# Supplied entries start

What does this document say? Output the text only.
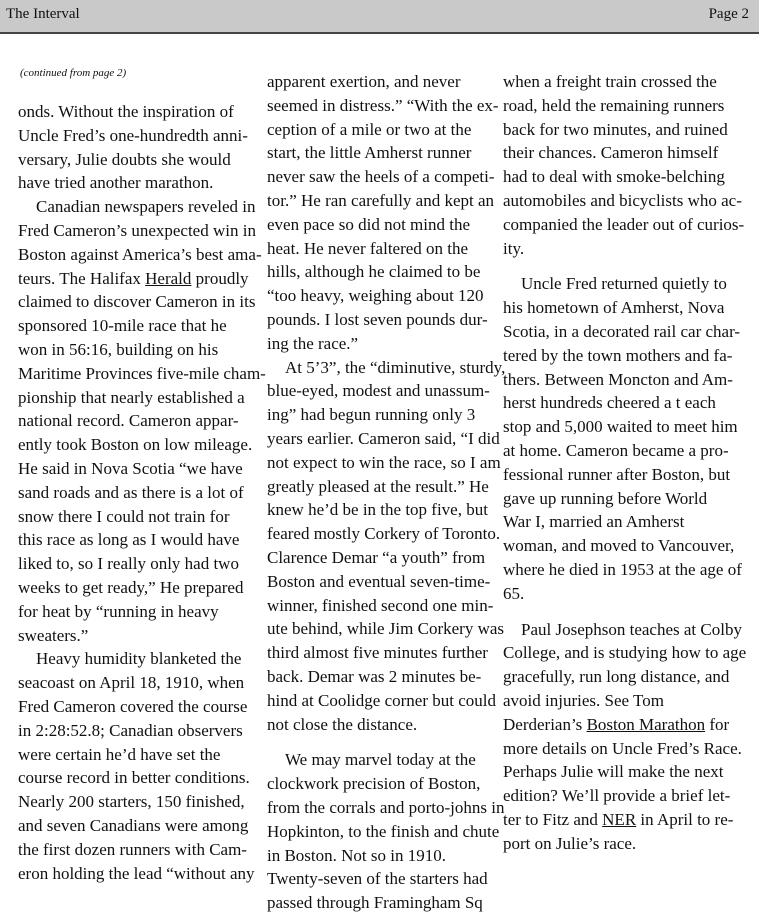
The Interval	Page 2

(continued from page 2)

onds. Without the inspiration of
Uncle Fred’s one-hundredth anni-
versary, Julie doubts she would
have tried another marathon.

Canadian newspapers reveled in
Fred Cameron’s unexpected win in
Boston against America’s best ama-
teurs. The Halifax Herald proudly
claimed to discover Cameron in its
sponsored 10-mile race that he
won in 56:16, building on his
Maritime Provinces five-mile cham-
pionship that nearly established a
national record. Cameron appar-
ently took Boston on low mileage.
He said in Nova Scotia “we have
sand roads and as there is a lot of
snow there I could not train for
this race as long as I would have
liked to, so I really only had two
weeks to get ready,” He prepared
for heat by “running in heavy
sweaters.”

Heavy humidity blanketed the
seacoast on April 18, 1910, when
Fred Cameron covered the course
in 2:28:52.8; Canadian observers
were certain he’d have set the
course record in better conditions.
Nearly 200 starters, 150 finished,
and seven Canadians were among
the first dozen runners with Cam-
eron holding the lead “without any

apparent exertion, and never
seemed in distress.” “With the ex-
ception of a mile or two at the
start, the little Amherst runner
never saw the heels of a competi-
tor.” He ran carefully and kept an
even pace so did not mind the
heat. He never faltered on the
hills, although he claimed to be
“too heavy, weighing about 120
pounds. I lost seven pounds dur-
ing the race.”

At 5’3”, the “diminutive, sturdy,
blue-eyed, modest and unassum-
ing” had begun running only 3
years earlier. Cameron said, “I did
not expect to win the race, so I am
greatly pleased at the result.” He
knew he’d be in the top five, but
feared mostly Corkery of Toronto.
Clarence Demar “a youth” from
Boston and eventual seven-time-
winner, finished second one min-
ute behind, while Jim Corkery was
third almost five minutes further
back. Demar was 2 minutes be-
hind at Coolidge corner but could
not close the distance.

We may marvel today at the
clockwork precision of Boston,
from the corrals and porto-johns in
Hopkinton, to the finish and chute
in Boston. Not so in 1910.
Twenty-seven of the starters had
passed through Framingham Sq

when a freight train crossed the
road, held the remaining runners
back for two minutes, and ruined
their chances. Cameron himself
had to deal with smoke-belching
automobiles and bicyclists who ac-
companied the leader out of curios-
ity.

Uncle Fred returned quietly to
his hometown of Amherst, Nova
Scotia, in a decorated rail car char-
tered by the town mothers and fa-
thers. Between Moncton and Am-
herst hundreds cheered a t each
stop and 5,000 waited to meet him
at home. Cameron became a pro-
fessional runner after Boston, but
gave up running before World
War I, married an Amherst
woman, and moved to Vancouver,
where he died in 1953 at the age of
65.

Paul Josephson teaches at Colby
College, and is studying how to age
gracefully, run long distance, and
avoid injuries. See Tom
Derderian’s Boston Marathon for
more details on Uncle Fred’s Race.
Perhaps Julie will make the next
edition? We’ll provide a brief let-
ter to Fitz and NER in April to re-
port on Julie’s race.
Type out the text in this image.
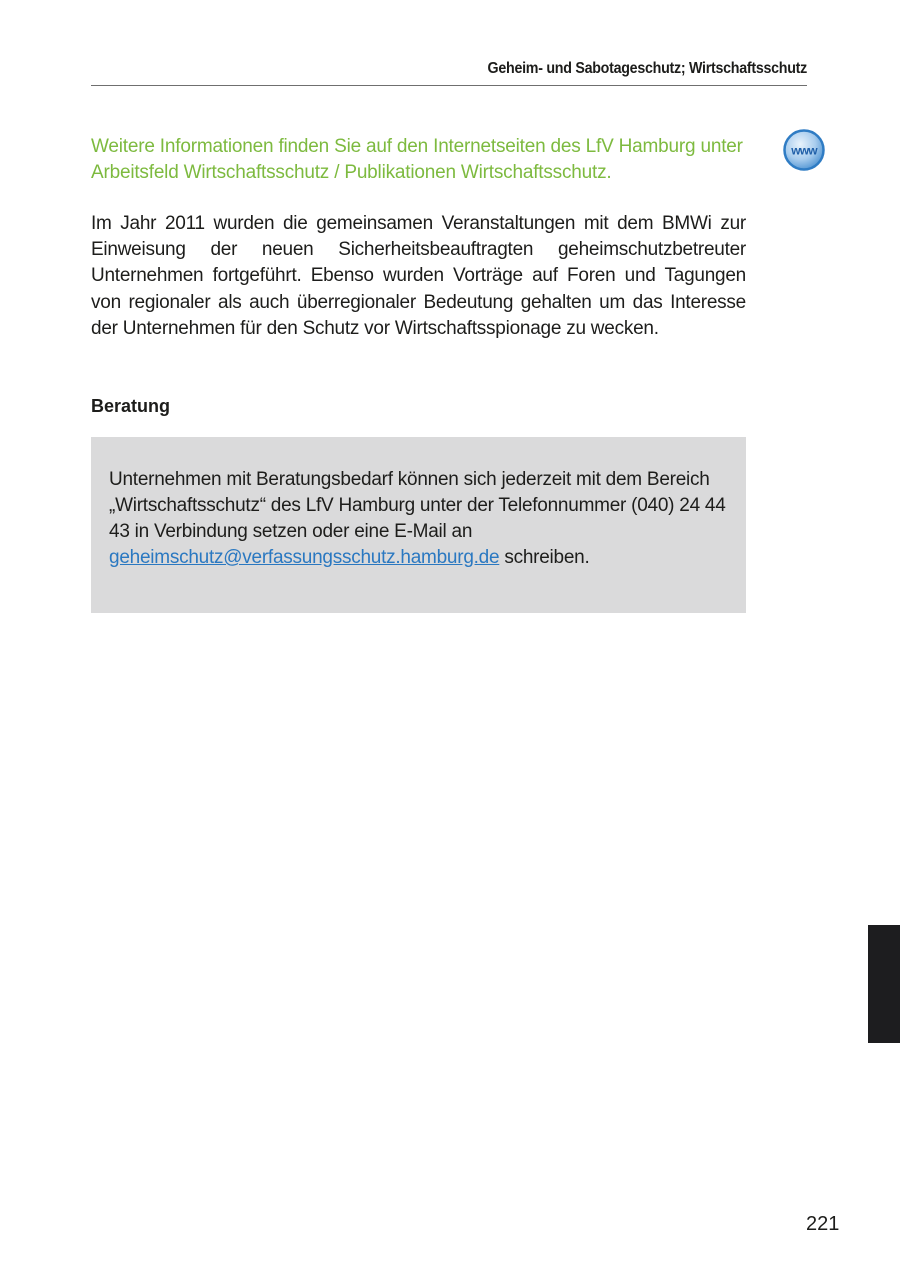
Geheim- und Sabotageschutz; Wirtschaftsschutz
www
Weitere Informationen finden Sie auf den Internetseiten des LfV Hamburg unter Arbeitsfeld Wirtschaftsschutz / Publikationen Wirtschaftsschutz.
Im Jahr 2011 wurden die gemeinsamen Veranstaltungen mit dem BMWi zur Einweisung der neuen Sicherheitsbeauftragten geheimschutzbetreuter Unternehmen fortgeführt. Ebenso wurden Vorträge auf Foren und Tagungen von regionaler als auch überregionaler Bedeutung gehalten um das Interesse der Unternehmen für den Schutz vor Wirtschaftsspionage zu wecken.
Beratung
Unternehmen mit Beratungsbedarf können sich jederzeit mit dem Bereich „Wirtschaftsschutz“ des LfV Hamburg unter der Telefonnummer (040) 24 44 43 in Verbindung setzen oder eine E-Mail an geheimschutz@verfassungsschutz.hamburg.de schreiben.
221
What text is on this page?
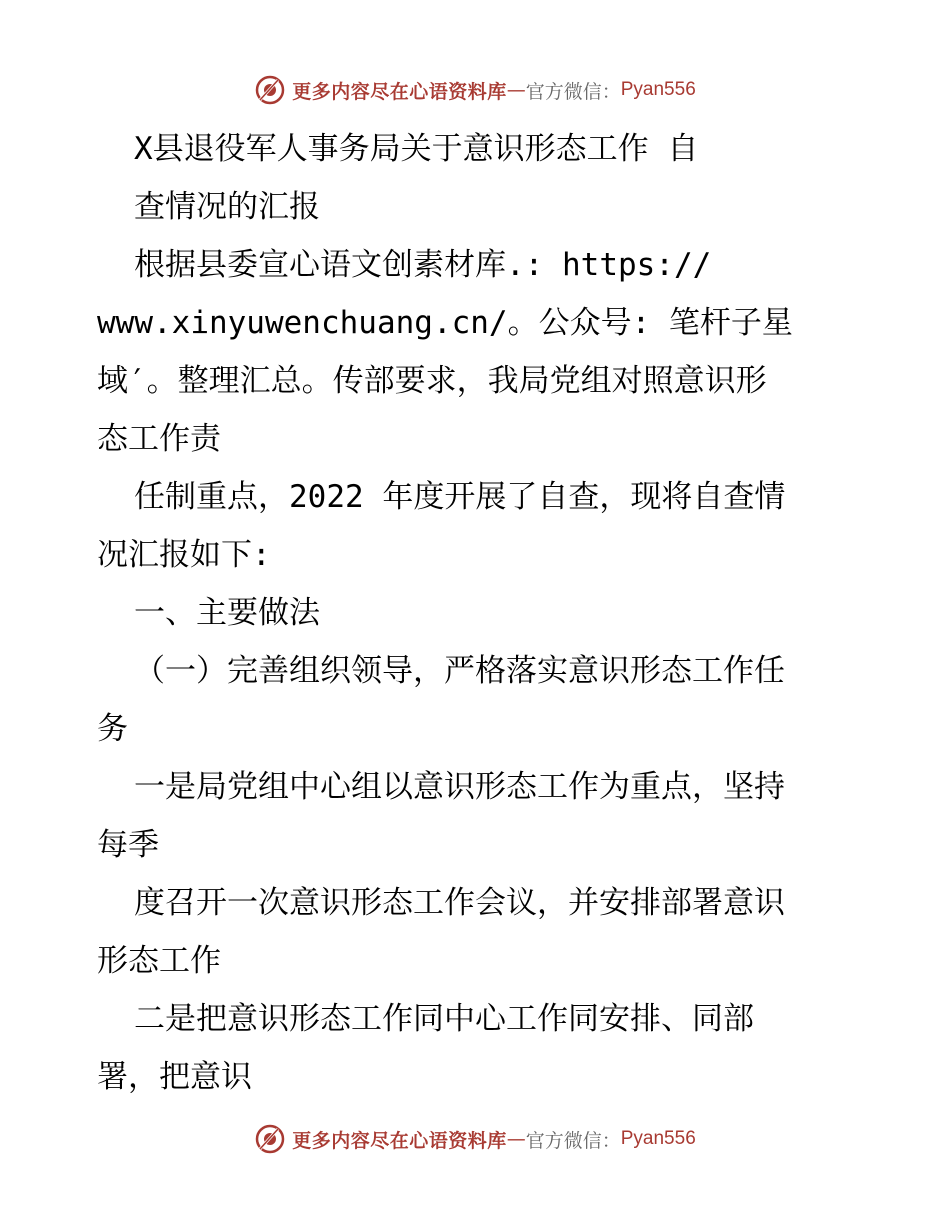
更多内容尽在心语资料库 — 官方微信： Pyan556
X县退役军人事务局关于意识形态工作 自
查情况的汇报
根据县委宣心语文创素材库.: https://
www.xinyuwenchuang.cn/。公众号: 笔杆子星
域′。整理汇总。传部要求，我局党组对照意识形
态工作责
任制重点，2022 年度开展了自查，现将自查情
况汇报如下:
一、主要做法
（一）完善组织领导，严格落实意识形态工作任
务
一是局党组中心组以意识形态工作为重点，坚持
每季
度召开一次意识形态工作会议，并安排部署意识
形态工作
二是把意识形态工作同中心工作同安排、同部
署，把意识
更多内容尽在心语资料库 — 官方微信： Pyan556
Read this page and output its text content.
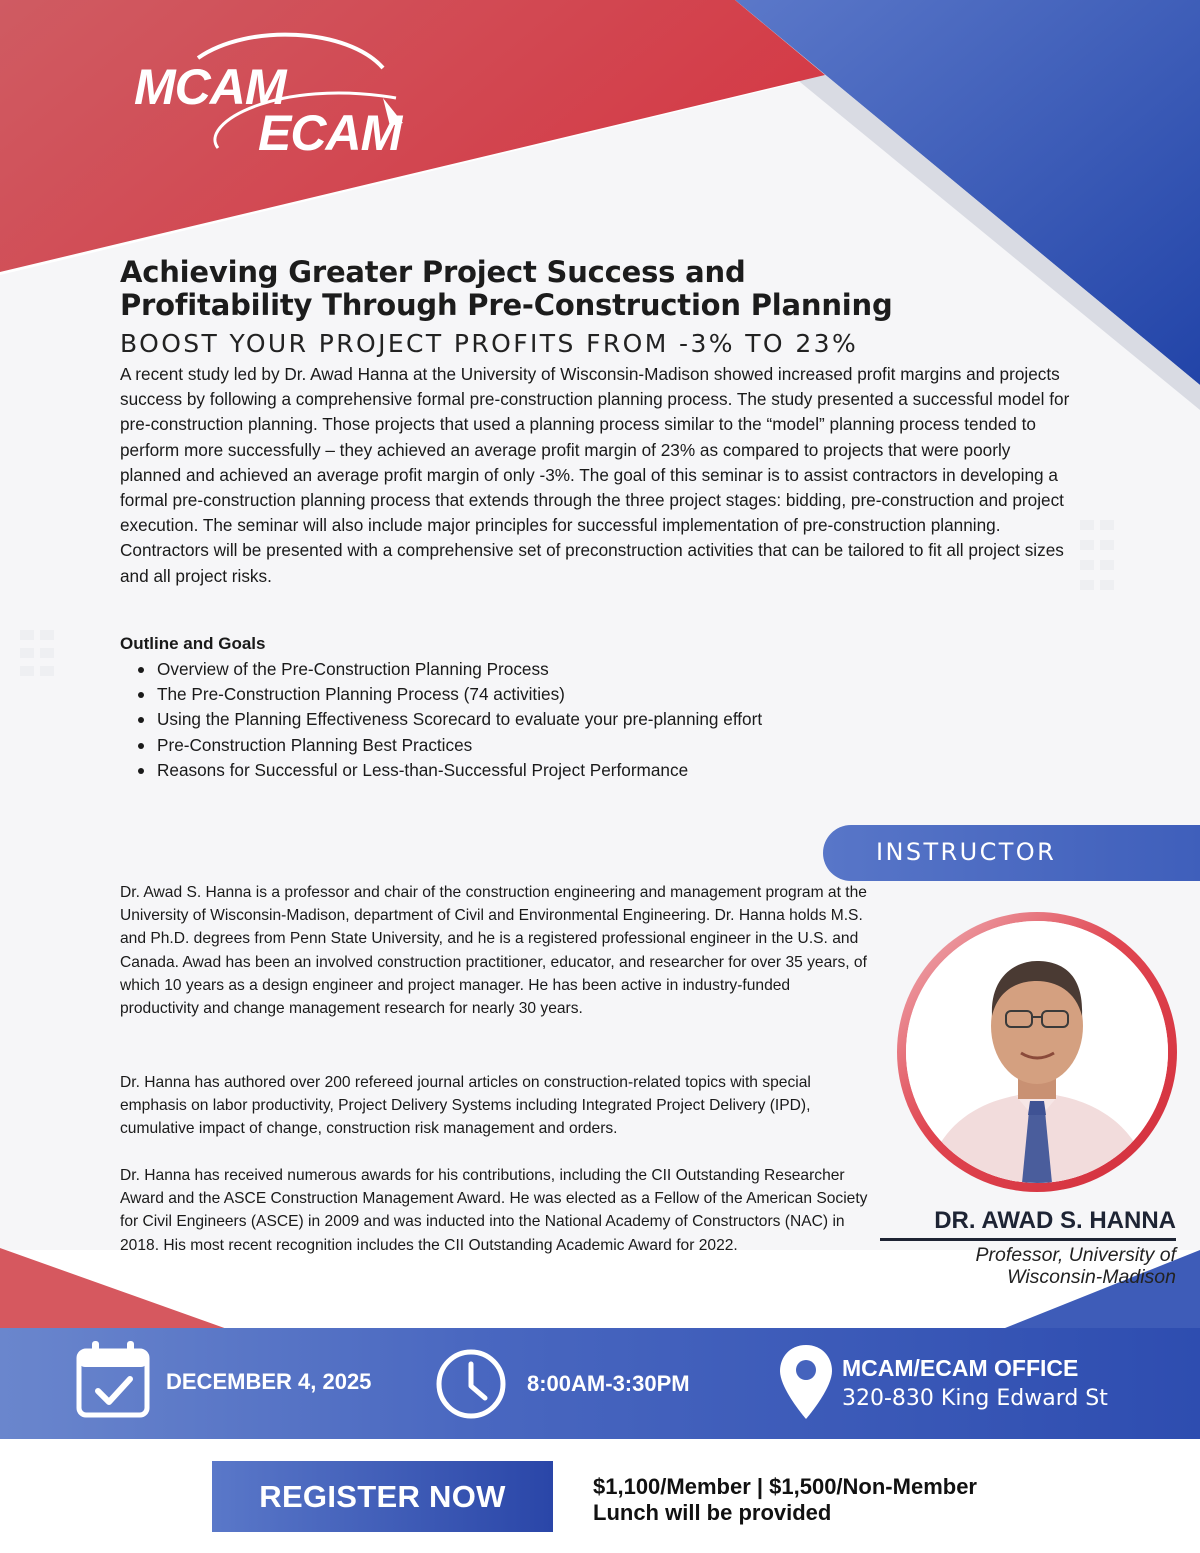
MCAM
ECAM
Achieving Greater Project Success and
Profitability Through Pre-Construction Planning
BOOST YOUR PROJECT PROFITS FROM -3% TO 23%

A recent study led by Dr. Awad Hanna at the University of Wisconsin-Madison showed increased profit margins and projects success by following a comprehensive formal pre-construction planning process. The study presented a successful model for pre-construction planning. Those projects that used a planning process similar to the “model” planning process tended to perform more successfully – they achieved an average profit margin of 23% as compared to projects that were poorly planned and achieved an average profit margin of only -3%. The goal of this seminar is to assist contractors in developing a formal pre-construction planning process that extends through the three project stages: bidding, pre-construction and project execution. The seminar will also include major principles for successful implementation of pre-construction planning. Contractors will be presented with a comprehensive set of preconstruction activities that can be tailored to fit all project sizes and all project risks.

Outline and Goals
Overview of the Pre-Construction Planning Process
The Pre-Construction Planning Process (74 activities)
Using the Planning Effectiveness Scorecard to evaluate your pre-planning effort
Pre-Construction Planning Best Practices
Reasons for Successful or Less-than-Successful Project Performance
INSTRUCTOR

Dr. Awad S. Hanna is a professor and chair of the construction engineering and management program at the University of Wisconsin-Madison, department of Civil and Environmental Engineering. Dr. Hanna holds M.S. and Ph.D. degrees from Penn State University, and he is a registered professional engineer in the U.S. and Canada. Awad has been an involved construction practitioner, educator, and researcher for over 35 years, of which 10 years as a design engineer and project manager. He has been active in industry-funded productivity and change management research for nearly 30 years.

Dr. Hanna has authored over 200 refereed journal articles on construction-related topics with special emphasis on labor productivity, Project Delivery Systems including Integrated Project Delivery (IPD), cumulative impact of change, construction risk management and orders.

Dr. Hanna has received numerous awards for his contributions, including the CII Outstanding Researcher Award and the ASCE Construction Management Award. He was elected as a Fellow of the American Society for Civil Engineers (ASCE) in 2009 and was inducted into the National Academy of Constructors (NAC) in 2018. His most recent recognition includes the CII Outstanding Academic Award for 2022.

DR. AWAD S. HANNA
Professor, University of
Wisconsin-Madison
DECEMBER 4, 2025	8:00AM-3:30PM
MCAM/ECAM OFFICE
320-830 King Edward St
REGISTER NOW	$1,100/Member | $1,500/Non-Member
Lunch will be provided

# Supplied entries end

What is expected: Return the listing above word for word, with the pictures removed.

Final result:
What does this document say? Output the text only.
The Interval	Page 2

(continued from page 2)

onds. Without the inspiration of
Uncle Fred’s one-hundredth anni-
versary, Julie doubts she would
have tried another marathon.

Canadian newspapers reveled in
Fred Cameron’s unexpected win in
Boston against America’s best ama-
teurs. The Halifax Herald proudly
claimed to discover Cameron in its
sponsored 10-mile race that he
won in 56:16, building on his
Maritime Provinces five-mile cham-
pionship that nearly established a
national record. Cameron appar-
ently took Boston on low mileage.
He said in Nova Scotia “we have
sand roads and as there is a lot of
snow there I could not train for
this race as long as I would have
liked to, so I really only had two
weeks to get ready,” He prepared
for heat by “running in heavy
sweaters.”

Heavy humidity blanketed the
seacoast on April 18, 1910, when
Fred Cameron covered the course
in 2:28:52.8; Canadian observers
were certain he’d have set the
course record in better conditions.
Nearly 200 starters, 150 finished,
and seven Canadians were among
the first dozen runners with Cam-
eron holding the lead “without any

apparent exertion, and never
seemed in distress.” “With the ex-
ception of a mile or two at the
start, the little Amherst runner
never saw the heels of a competi-
tor.” He ran carefully and kept an
even pace so did not mind the
heat. He never faltered on the
hills, although he claimed to be
“too heavy, weighing about 120
pounds. I lost seven pounds dur-
ing the race.”

At 5’3”, the “diminutive, sturdy,
blue-eyed, modest and unassum-
ing” had begun running only 3
years earlier. Cameron said, “I did
not expect to win the race, so I am
greatly pleased at the result.” He
knew he’d be in the top five, but
feared mostly Corkery of Toronto.
Clarence Demar “a youth” from
Boston and eventual seven-time-
winner, finished second one min-
ute behind, while Jim Corkery was
third almost five minutes further
back. Demar was 2 minutes be-
hind at Coolidge corner but could
not close the distance.

We may marvel today at the
clockwork precision of Boston,
from the corrals and porto-johns in
Hopkinton, to the finish and chute
in Boston. Not so in 1910.
Twenty-seven of the starters had
passed through Framingham Sq

when a freight train crossed the
road, held the remaining runners
back for two minutes, and ruined
their chances. Cameron himself
had to deal with smoke-belching
automobiles and bicyclists who ac-
companied the leader out of curios-
ity.

Uncle Fred returned quietly to
his hometown of Amherst, Nova
Scotia, in a decorated rail car char-
tered by the town mothers and fa-
thers. Between Moncton and Am-
herst hundreds cheered a t each
stop and 5,000 waited to meet him
at home. Cameron became a pro-
fessional runner after Boston, but
gave up running before World
War I, married an Amherst
woman, and moved to Vancouver,
where he died in 1953 at the age of
65.

Paul Josephson teaches at Colby
College, and is studying how to age
gracefully, run long distance, and
avoid injuries. See Tom
Derderian’s Boston Marathon for
more details on Uncle Fred’s Race.
Perhaps Julie will make the next
edition? We’ll provide a brief let-
ter to Fitz and NER in April to re-
port on Julie’s race.
Type out the text in this image.
Geheim- und Sabotageschutz; Wirtschaftsschutz
www
Weitere Informationen finden Sie auf den Internetseiten des LfV Hamburg unter Arbeitsfeld Wirtschaftsschutz / Publikationen Wirtschaftsschutz.
Im Jahr 2011 wurden die gemeinsamen Veranstaltungen mit dem BMWi zur Einweisung der neuen Sicherheitsbeauftragten geheimschutzbetreuter Unternehmen fortgeführt. Ebenso wurden Vorträge auf Foren und Tagungen von regionaler als auch überregionaler Bedeutung gehalten um das Interesse der Unternehmen für den Schutz vor Wirtschaftsspionage zu wecken.
Beratung
Unternehmen mit Beratungsbedarf können sich jederzeit mit dem Bereich „Wirtschaftsschutz“ des LfV Hamburg unter der Telefonnummer (040) 24 44 43 in Verbindung setzen oder eine E-Mail an geheimschutz@verfassungsschutz.hamburg.de schreiben.
221
What text is on this page?
更多内容尽在心语资料库 — 官方微信： Pyan556
X县退役军人事务局关于意识形态工作 自
查情况的汇报
根据县委宣心语文创素材库.: https://
www.xinyuwenchuang.cn/。公众号: 笔杆子星
域′。整理汇总。传部要求，我局党组对照意识形
态工作责
任制重点，2022 年度开展了自查，现将自查情
况汇报如下:
一、主要做法
（一）完善组织领导，严格落实意识形态工作任
务
一是局党组中心组以意识形态工作为重点，坚持
每季
度召开一次意识形态工作会议，并安排部署意识
形态工作
二是把意识形态工作同中心工作同安排、同部
署，把意识
更多内容尽在心语资料库 — 官方微信： Pyan556
Read this page and output its text content.
MCAM
ECAM
Achieving Greater Project Success and
Profitability Through Pre-Construction Planning
BOOST YOUR PROJECT PROFITS FROM -3% TO 23%

A recent study led by Dr. Awad Hanna at the University of Wisconsin-Madison showed increased profit margins and projects success by following a comprehensive formal pre-construction planning process. The study presented a successful model for pre-construction planning. Those projects that used a planning process similar to the “model” planning process tended to perform more successfully – they achieved an average profit margin of 23% as compared to projects that were poorly planned and achieved an average profit margin of only -3%. The goal of this seminar is to assist contractors in developing a formal pre-construction planning process that extends through the three project stages: bidding, pre-construction and project execution. The seminar will also include major principles for successful implementation of pre-construction planning. Contractors will be presented with a comprehensive set of preconstruction activities that can be tailored to fit all project sizes and all project risks.

Outline and Goals
Overview of the Pre-Construction Planning Process
The Pre-Construction Planning Process (74 activities)
Using the Planning Effectiveness Scorecard to evaluate your pre-planning effort
Pre-Construction Planning Best Practices
Reasons for Successful or Less-than-Successful Project Performance
INSTRUCTOR

Dr. Awad S. Hanna is a professor and chair of the construction engineering and management program at the University of Wisconsin-Madison, department of Civil and Environmental Engineering. Dr. Hanna holds M.S. and Ph.D. degrees from Penn State University, and he is a registered professional engineer in the U.S. and Canada. Awad has been an involved construction practitioner, educator, and researcher for over 35 years, of which 10 years as a design engineer and project manager. He has been active in industry-funded productivity and change management research for nearly 30 years.

Dr. Hanna has authored over 200 refereed journal articles on construction-related topics with special emphasis on labor productivity, Project Delivery Systems including Integrated Project Delivery (IPD), cumulative impact of change, construction risk management and orders.

Dr. Hanna has received numerous awards for his contributions, including the CII Outstanding Researcher Award and the ASCE Construction Management Award. He was elected as a Fellow of the American Society for Civil Engineers (ASCE) in 2009 and was inducted into the National Academy of Constructors (NAC) in 2018. His most recent recognition includes the CII Outstanding Academic Award for 2022.

DR. AWAD S. HANNA
Professor, University of
Wisconsin-Madison
DECEMBER 4, 2025	8:00AM-3:30PM
MCAM/ECAM OFFICE
320-830 King Edward St
REGISTER NOW	$1,100/Member | $1,500/Non-Member
Lunch will be provided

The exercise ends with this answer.